AIM –
Show each line from the listing that includes the word "name".
* START *
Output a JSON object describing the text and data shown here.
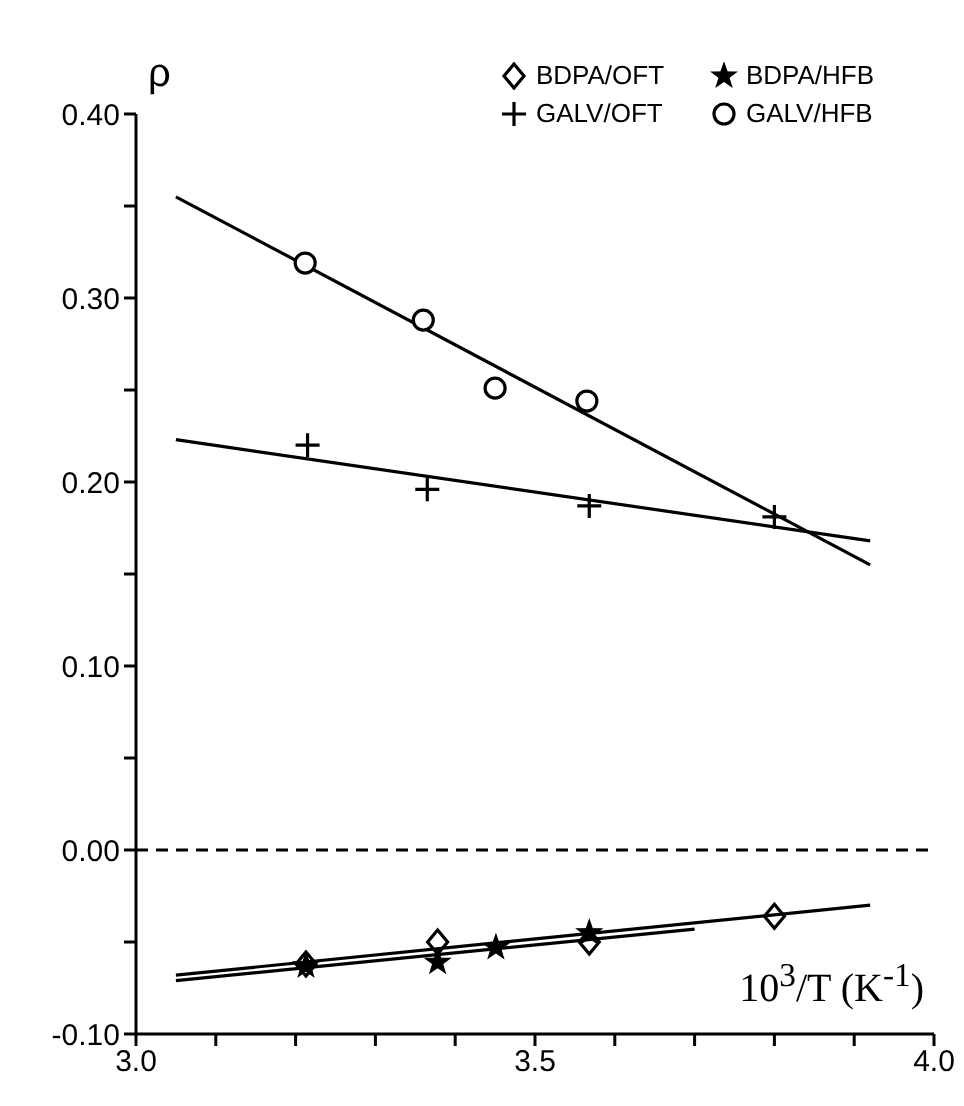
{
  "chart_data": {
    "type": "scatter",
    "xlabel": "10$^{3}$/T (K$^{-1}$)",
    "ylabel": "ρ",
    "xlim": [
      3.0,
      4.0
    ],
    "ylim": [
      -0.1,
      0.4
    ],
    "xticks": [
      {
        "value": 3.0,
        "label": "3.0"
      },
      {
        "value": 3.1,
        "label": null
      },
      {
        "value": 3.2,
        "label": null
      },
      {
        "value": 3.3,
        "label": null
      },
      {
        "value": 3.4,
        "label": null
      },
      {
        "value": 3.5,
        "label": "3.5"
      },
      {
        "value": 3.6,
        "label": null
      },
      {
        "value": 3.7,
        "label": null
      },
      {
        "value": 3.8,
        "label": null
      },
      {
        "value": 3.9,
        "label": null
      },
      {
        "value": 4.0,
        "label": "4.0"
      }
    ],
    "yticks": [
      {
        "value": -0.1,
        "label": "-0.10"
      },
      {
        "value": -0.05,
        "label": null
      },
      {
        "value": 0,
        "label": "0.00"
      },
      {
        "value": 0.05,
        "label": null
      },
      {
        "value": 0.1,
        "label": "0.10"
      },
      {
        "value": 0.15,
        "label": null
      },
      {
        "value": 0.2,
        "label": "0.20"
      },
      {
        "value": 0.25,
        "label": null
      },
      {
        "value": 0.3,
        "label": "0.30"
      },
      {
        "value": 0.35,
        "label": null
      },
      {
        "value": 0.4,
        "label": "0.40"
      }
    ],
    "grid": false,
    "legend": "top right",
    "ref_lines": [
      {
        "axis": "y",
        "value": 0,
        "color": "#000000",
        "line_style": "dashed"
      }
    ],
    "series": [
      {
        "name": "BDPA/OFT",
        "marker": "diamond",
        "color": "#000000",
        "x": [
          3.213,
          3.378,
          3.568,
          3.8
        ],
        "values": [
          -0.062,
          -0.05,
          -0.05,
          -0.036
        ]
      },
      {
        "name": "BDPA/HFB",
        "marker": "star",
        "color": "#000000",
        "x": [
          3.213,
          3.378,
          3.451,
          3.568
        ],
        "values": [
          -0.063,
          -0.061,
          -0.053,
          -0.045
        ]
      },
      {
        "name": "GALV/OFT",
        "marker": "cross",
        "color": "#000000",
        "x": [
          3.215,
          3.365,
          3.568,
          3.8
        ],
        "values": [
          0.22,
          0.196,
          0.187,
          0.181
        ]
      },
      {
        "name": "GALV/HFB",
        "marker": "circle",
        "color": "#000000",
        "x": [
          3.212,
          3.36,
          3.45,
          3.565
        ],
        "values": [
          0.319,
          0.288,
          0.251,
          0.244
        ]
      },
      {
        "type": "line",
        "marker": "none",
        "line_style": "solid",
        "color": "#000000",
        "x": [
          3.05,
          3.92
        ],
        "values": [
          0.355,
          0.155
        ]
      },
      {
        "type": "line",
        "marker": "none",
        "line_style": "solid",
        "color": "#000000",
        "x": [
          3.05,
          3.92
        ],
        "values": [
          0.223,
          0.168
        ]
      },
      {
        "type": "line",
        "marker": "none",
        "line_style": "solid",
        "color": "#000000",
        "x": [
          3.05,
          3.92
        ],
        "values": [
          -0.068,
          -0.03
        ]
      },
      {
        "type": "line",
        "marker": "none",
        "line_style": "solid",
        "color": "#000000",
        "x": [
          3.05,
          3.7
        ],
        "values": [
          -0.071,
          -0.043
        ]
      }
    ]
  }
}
* END *
* START *
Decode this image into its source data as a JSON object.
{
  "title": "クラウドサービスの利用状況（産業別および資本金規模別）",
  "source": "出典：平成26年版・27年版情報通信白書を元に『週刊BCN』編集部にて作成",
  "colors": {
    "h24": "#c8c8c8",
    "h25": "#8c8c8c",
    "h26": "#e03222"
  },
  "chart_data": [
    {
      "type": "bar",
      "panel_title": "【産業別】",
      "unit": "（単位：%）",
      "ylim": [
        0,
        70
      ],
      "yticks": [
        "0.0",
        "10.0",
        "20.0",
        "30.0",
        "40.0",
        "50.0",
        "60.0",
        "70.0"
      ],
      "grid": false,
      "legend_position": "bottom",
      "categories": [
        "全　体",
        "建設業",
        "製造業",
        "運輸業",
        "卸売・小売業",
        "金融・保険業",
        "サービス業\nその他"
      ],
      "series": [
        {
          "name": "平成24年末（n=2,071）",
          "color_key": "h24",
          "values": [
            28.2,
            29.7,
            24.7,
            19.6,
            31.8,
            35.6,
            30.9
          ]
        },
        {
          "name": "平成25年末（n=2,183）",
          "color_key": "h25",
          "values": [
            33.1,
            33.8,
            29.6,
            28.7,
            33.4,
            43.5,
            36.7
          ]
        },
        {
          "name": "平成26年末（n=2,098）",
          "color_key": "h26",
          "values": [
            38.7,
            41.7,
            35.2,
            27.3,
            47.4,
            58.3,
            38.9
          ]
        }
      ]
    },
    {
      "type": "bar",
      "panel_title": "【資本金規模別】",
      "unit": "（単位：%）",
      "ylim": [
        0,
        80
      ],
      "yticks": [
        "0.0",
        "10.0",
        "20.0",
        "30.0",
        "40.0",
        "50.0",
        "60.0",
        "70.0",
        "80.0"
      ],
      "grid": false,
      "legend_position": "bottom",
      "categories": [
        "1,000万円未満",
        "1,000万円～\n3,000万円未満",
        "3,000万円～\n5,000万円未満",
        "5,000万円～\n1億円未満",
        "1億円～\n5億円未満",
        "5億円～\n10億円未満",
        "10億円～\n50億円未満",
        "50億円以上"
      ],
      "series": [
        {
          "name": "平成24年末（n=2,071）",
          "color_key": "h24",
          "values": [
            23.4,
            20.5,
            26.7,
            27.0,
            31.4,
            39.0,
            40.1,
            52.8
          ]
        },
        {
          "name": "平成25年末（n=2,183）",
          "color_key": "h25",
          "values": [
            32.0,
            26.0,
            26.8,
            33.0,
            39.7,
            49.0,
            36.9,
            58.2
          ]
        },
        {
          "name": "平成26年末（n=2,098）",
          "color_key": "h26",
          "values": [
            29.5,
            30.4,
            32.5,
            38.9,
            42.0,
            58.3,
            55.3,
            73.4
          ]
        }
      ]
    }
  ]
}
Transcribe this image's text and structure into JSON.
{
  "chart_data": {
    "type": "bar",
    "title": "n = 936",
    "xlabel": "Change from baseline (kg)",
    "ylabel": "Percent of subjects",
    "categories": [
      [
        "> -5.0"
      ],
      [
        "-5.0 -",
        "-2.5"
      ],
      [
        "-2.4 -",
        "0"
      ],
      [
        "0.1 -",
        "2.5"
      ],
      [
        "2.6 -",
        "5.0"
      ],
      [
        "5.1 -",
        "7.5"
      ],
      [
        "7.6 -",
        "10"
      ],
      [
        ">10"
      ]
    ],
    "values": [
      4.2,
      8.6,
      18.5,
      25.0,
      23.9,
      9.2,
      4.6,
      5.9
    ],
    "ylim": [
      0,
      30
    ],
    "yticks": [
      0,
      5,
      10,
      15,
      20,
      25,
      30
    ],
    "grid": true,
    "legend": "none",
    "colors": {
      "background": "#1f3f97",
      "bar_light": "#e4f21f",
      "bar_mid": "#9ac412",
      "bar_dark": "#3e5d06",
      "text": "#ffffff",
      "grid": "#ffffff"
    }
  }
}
* END *
EXERCISE ANSWER –
        "name": "BDPA/OFT",
        "name": "BDPA/HFB",
        "name": "GALV/OFT",
        "name": "GALV/HFB",
          "name": "平成24年末（n=2,071）",
          "name": "平成25年末（n=2,183）",
          "name": "平成26年末（n=2,098）",
          "name": "平成24年末（n=2,071）",
          "name": "平成25年末（n=2,183）",
          "name": "平成26年末（n=2,098）",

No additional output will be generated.